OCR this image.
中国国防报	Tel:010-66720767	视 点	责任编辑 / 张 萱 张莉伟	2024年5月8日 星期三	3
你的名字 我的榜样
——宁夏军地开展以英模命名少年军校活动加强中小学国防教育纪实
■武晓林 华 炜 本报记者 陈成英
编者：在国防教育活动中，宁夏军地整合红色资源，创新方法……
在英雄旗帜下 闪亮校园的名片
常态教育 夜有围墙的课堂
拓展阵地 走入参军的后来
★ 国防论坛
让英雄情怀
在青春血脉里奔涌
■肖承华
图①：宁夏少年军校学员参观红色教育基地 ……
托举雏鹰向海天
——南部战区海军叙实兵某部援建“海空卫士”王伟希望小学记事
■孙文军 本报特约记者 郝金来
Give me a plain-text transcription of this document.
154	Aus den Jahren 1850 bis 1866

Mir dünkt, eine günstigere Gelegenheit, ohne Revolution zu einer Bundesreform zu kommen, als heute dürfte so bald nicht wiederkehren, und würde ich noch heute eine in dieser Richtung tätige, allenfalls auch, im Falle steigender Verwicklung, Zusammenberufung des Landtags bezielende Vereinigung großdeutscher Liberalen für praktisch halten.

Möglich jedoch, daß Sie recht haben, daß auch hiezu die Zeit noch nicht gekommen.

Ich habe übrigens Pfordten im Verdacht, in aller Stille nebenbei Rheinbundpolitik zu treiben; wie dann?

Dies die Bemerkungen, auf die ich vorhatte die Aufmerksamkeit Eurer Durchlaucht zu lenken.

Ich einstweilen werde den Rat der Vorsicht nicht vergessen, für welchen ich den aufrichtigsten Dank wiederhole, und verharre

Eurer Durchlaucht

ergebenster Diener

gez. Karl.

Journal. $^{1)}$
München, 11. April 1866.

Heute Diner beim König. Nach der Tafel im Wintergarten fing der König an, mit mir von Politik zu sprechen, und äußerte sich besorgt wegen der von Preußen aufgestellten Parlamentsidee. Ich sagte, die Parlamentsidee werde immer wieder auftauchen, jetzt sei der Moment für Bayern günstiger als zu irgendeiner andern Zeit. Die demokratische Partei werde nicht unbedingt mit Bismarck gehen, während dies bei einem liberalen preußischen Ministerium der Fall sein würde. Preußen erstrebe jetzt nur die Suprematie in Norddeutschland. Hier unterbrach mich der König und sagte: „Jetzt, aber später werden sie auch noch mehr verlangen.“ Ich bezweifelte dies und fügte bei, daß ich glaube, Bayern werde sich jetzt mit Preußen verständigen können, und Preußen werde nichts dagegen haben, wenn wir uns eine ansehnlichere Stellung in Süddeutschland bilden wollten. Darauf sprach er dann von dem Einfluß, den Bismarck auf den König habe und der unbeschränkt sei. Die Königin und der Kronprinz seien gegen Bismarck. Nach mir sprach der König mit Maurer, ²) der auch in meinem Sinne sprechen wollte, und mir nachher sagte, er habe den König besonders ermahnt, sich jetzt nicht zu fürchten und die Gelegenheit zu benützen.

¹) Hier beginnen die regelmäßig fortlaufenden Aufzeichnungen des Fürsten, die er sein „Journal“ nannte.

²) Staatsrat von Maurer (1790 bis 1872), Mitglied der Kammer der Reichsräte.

-=-=-=-=-

Locate all lines in the listing above with the word "Eurer" and copy them.

Dies die Bemerkungen, auf die ich vorhatte die Aufmerksamkeit Eurer Durchlaucht zu lenken.
Eurer Durchlaucht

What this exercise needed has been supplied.